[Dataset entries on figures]
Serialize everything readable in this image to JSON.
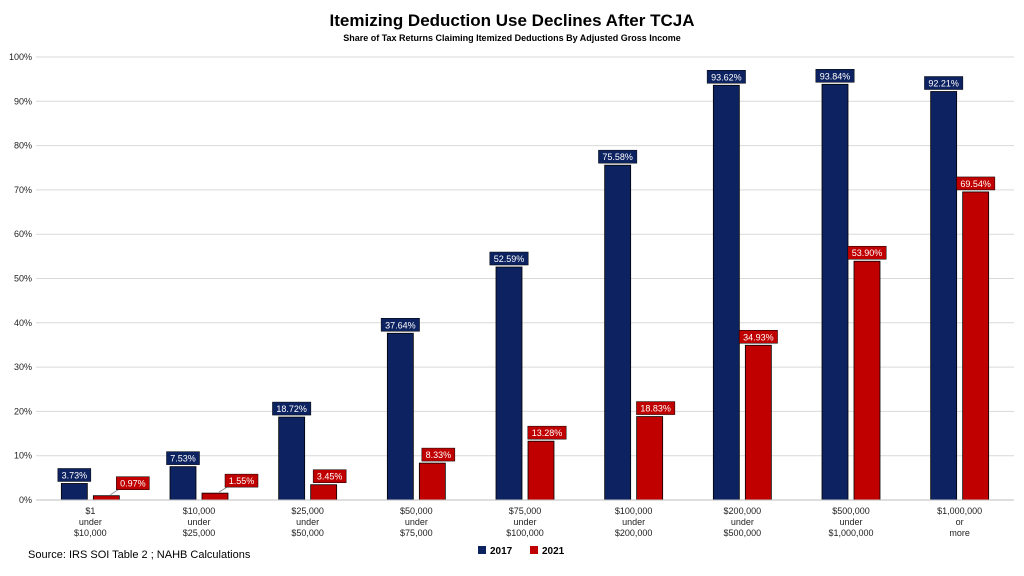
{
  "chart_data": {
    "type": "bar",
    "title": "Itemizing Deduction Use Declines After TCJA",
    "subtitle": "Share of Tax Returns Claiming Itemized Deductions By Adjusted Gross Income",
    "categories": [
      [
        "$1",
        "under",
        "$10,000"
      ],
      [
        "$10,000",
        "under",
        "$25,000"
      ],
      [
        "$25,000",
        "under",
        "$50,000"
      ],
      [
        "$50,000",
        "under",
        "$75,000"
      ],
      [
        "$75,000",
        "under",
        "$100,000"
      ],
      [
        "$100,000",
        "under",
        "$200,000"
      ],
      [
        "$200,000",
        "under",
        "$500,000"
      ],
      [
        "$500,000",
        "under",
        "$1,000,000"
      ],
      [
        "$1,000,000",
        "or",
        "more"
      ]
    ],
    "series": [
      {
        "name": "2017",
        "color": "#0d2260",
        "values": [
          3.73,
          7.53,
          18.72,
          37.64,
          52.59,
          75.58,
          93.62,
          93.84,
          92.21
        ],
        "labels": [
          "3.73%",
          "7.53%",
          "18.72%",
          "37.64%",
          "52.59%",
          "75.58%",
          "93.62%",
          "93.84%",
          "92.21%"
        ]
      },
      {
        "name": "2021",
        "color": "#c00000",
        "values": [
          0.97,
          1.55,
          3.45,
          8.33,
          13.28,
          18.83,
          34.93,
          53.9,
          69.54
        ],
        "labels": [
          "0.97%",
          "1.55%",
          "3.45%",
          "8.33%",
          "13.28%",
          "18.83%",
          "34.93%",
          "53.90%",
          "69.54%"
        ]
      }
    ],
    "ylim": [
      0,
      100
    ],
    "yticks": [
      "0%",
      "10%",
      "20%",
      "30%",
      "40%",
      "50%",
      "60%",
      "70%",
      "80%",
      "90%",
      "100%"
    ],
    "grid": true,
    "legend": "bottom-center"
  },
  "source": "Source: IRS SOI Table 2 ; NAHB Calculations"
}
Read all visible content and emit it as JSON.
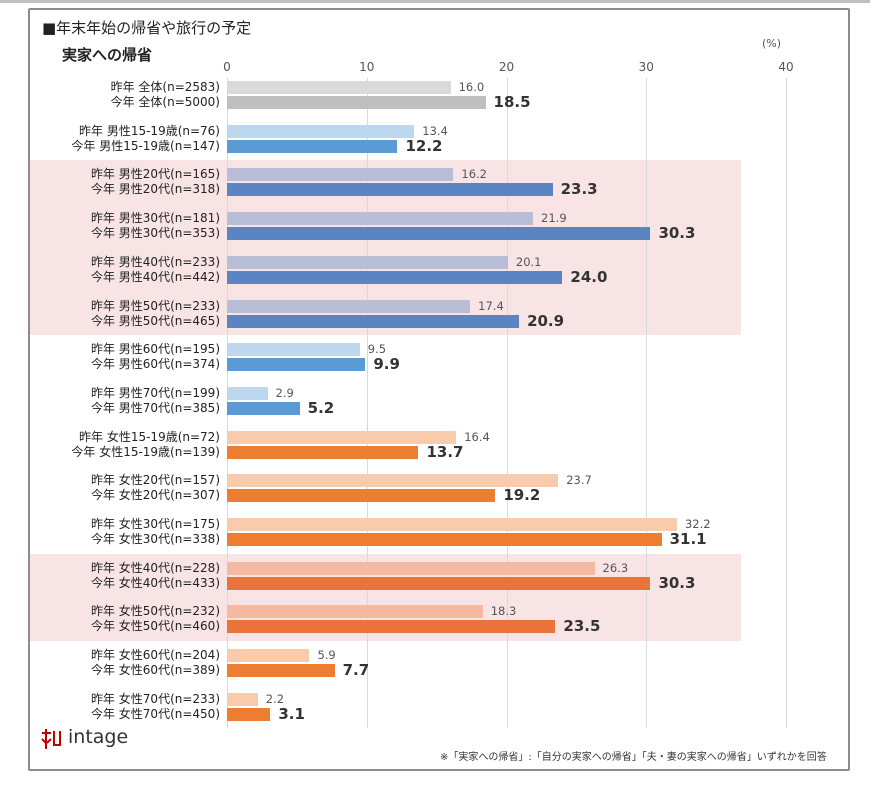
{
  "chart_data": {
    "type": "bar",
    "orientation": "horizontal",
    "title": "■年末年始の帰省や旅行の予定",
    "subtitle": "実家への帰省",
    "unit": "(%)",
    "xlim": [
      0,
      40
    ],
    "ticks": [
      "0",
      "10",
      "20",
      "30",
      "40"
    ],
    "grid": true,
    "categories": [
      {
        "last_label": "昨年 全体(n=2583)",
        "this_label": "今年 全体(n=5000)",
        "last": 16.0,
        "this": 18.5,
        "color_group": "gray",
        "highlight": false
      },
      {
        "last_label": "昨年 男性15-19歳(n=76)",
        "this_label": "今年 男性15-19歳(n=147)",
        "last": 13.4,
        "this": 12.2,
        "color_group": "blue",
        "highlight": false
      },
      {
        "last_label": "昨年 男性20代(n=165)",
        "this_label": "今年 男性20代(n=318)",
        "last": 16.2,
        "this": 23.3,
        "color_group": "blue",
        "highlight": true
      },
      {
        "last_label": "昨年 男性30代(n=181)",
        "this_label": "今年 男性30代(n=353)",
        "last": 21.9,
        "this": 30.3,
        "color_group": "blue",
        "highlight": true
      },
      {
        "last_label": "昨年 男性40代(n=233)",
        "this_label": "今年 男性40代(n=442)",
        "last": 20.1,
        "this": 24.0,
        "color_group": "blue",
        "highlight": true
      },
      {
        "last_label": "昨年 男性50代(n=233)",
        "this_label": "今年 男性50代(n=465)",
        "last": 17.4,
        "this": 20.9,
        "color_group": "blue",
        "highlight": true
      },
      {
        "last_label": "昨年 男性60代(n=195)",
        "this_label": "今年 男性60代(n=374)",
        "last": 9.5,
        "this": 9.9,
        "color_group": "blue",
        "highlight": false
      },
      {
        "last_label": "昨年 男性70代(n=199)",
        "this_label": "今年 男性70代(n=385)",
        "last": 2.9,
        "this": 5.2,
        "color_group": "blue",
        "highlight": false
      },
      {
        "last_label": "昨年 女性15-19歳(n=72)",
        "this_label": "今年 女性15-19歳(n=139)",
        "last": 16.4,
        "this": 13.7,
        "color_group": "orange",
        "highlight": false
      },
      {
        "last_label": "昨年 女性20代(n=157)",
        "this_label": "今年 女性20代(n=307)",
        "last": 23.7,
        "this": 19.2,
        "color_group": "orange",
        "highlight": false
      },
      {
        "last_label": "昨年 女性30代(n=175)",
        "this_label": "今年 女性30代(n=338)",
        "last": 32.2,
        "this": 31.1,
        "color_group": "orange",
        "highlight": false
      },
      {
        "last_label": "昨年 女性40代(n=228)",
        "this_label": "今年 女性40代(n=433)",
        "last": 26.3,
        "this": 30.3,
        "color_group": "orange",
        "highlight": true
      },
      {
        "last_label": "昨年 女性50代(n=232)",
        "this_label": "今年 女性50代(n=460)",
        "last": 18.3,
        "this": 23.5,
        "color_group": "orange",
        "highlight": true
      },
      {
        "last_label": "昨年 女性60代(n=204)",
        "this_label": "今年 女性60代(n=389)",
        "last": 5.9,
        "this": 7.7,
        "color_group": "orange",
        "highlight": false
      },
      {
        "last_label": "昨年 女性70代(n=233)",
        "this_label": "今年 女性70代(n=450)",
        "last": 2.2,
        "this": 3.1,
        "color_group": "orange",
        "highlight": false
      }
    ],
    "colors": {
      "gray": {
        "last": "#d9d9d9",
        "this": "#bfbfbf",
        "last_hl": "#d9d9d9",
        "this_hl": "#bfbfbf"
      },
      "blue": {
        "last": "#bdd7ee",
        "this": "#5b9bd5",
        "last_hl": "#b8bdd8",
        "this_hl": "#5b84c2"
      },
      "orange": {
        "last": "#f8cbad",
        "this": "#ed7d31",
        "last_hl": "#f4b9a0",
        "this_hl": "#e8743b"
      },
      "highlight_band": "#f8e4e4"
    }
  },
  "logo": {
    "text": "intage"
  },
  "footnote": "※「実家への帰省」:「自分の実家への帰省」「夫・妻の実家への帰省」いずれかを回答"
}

■ Exercise task ■
Repeat the entries exactly. Pictures are excluded from the copy.

■ Solution below ■
Serialize everything readable in this image to JSON.
{
  "chart_data": {
    "type": "bar",
    "title": "Itemizing Deduction Use Declines After TCJA",
    "subtitle": "Share of Tax Returns Claiming Itemized Deductions By Adjusted Gross Income",
    "categories": [
      [
        "$1",
        "under",
        "$10,000"
      ],
      [
        "$10,000",
        "under",
        "$25,000"
      ],
      [
        "$25,000",
        "under",
        "$50,000"
      ],
      [
        "$50,000",
        "under",
        "$75,000"
      ],
      [
        "$75,000",
        "under",
        "$100,000"
      ],
      [
        "$100,000",
        "under",
        "$200,000"
      ],
      [
        "$200,000",
        "under",
        "$500,000"
      ],
      [
        "$500,000",
        "under",
        "$1,000,000"
      ],
      [
        "$1,000,000",
        "or",
        "more"
      ]
    ],
    "series": [
      {
        "name": "2017",
        "color": "#0d2260",
        "values": [
          3.73,
          7.53,
          18.72,
          37.64,
          52.59,
          75.58,
          93.62,
          93.84,
          92.21
        ],
        "labels": [
          "3.73%",
          "7.53%",
          "18.72%",
          "37.64%",
          "52.59%",
          "75.58%",
          "93.62%",
          "93.84%",
          "92.21%"
        ]
      },
      {
        "name": "2021",
        "color": "#c00000",
        "values": [
          0.97,
          1.55,
          3.45,
          8.33,
          13.28,
          18.83,
          34.93,
          53.9,
          69.54
        ],
        "labels": [
          "0.97%",
          "1.55%",
          "3.45%",
          "8.33%",
          "13.28%",
          "18.83%",
          "34.93%",
          "53.90%",
          "69.54%"
        ]
      }
    ],
    "ylim": [
      0,
      100
    ],
    "yticks": [
      "0%",
      "10%",
      "20%",
      "30%",
      "40%",
      "50%",
      "60%",
      "70%",
      "80%",
      "90%",
      "100%"
    ],
    "grid": true,
    "legend": "bottom-center"
  },
  "source": "Source: IRS SOI Table 2 ; NAHB Calculations"
}
Read all visible content and emit it as JSON.
{
  "chart_data": {
    "type": "bar",
    "orientation": "horizontal",
    "title": "■年末年始の帰省や旅行の予定",
    "subtitle": "実家への帰省",
    "unit": "(%)",
    "xlim": [
      0,
      40
    ],
    "ticks": [
      "0",
      "10",
      "20",
      "30",
      "40"
    ],
    "grid": true,
    "categories": [
      {
        "last_label": "昨年 全体(n=2583)",
        "this_label": "今年 全体(n=5000)",
        "last": 16.0,
        "this": 18.5,
        "color_group": "gray",
        "highlight": false
      },
      {
        "last_label": "昨年 男性15-19歳(n=76)",
        "this_label": "今年 男性15-19歳(n=147)",
        "last": 13.4,
        "this": 12.2,
        "color_group": "blue",
        "highlight": false
      },
      {
        "last_label": "昨年 男性20代(n=165)",
        "this_label": "今年 男性20代(n=318)",
        "last": 16.2,
        "this": 23.3,
        "color_group": "blue",
        "highlight": true
      },
      {
        "last_label": "昨年 男性30代(n=181)",
        "this_label": "今年 男性30代(n=353)",
        "last": 21.9,
        "this": 30.3,
        "color_group": "blue",
        "highlight": true
      },
      {
        "last_label": "昨年 男性40代(n=233)",
        "this_label": "今年 男性40代(n=442)",
        "last": 20.1,
        "this": 24.0,
        "color_group": "blue",
        "highlight": true
      },
      {
        "last_label": "昨年 男性50代(n=233)",
        "this_label": "今年 男性50代(n=465)",
        "last": 17.4,
        "this": 20.9,
        "color_group": "blue",
        "highlight": true
      },
      {
        "last_label": "昨年 男性60代(n=195)",
        "this_label": "今年 男性60代(n=374)",
        "last": 9.5,
        "this": 9.9,
        "color_group": "blue",
        "highlight": false
      },
      {
        "last_label": "昨年 男性70代(n=199)",
        "this_label": "今年 男性70代(n=385)",
        "last": 2.9,
        "this": 5.2,
        "color_group": "blue",
        "highlight": false
      },
      {
        "last_label": "昨年 女性15-19歳(n=72)",
        "this_label": "今年 女性15-19歳(n=139)",
        "last": 16.4,
        "this": 13.7,
        "color_group": "orange",
        "highlight": false
      },
      {
        "last_label": "昨年 女性20代(n=157)",
        "this_label": "今年 女性20代(n=307)",
        "last": 23.7,
        "this": 19.2,
        "color_group": "orange",
        "highlight": false
      },
      {
        "last_label": "昨年 女性30代(n=175)",
        "this_label": "今年 女性30代(n=338)",
        "last": 32.2,
        "this": 31.1,
        "color_group": "orange",
        "highlight": false
      },
      {
        "last_label": "昨年 女性40代(n=228)",
        "this_label": "今年 女性40代(n=433)",
        "last": 26.3,
        "this": 30.3,
        "color_group": "orange",
        "highlight": true
      },
      {
        "last_label": "昨年 女性50代(n=232)",
        "this_label": "今年 女性50代(n=460)",
        "last": 18.3,
        "this": 23.5,
        "color_group": "orange",
        "highlight": true
      },
      {
        "last_label": "昨年 女性60代(n=204)",
        "this_label": "今年 女性60代(n=389)",
        "last": 5.9,
        "this": 7.7,
        "color_group": "orange",
        "highlight": false
      },
      {
        "last_label": "昨年 女性70代(n=233)",
        "this_label": "今年 女性70代(n=450)",
        "last": 2.2,
        "this": 3.1,
        "color_group": "orange",
        "highlight": false
      }
    ],
    "colors": {
      "gray": {
        "last": "#d9d9d9",
        "this": "#bfbfbf",
        "last_hl": "#d9d9d9",
        "this_hl": "#bfbfbf"
      },
      "blue": {
        "last": "#bdd7ee",
        "this": "#5b9bd5",
        "last_hl": "#b8bdd8",
        "this_hl": "#5b84c2"
      },
      "orange": {
        "last": "#f8cbad",
        "this": "#ed7d31",
        "last_hl": "#f4b9a0",
        "this_hl": "#e8743b"
      },
      "highlight_band": "#f8e4e4"
    }
  },
  "logo": {
    "text": "intage"
  },
  "footnote": "※「実家への帰省」:「自分の実家への帰省」「夫・妻の実家への帰省」いずれかを回答"
}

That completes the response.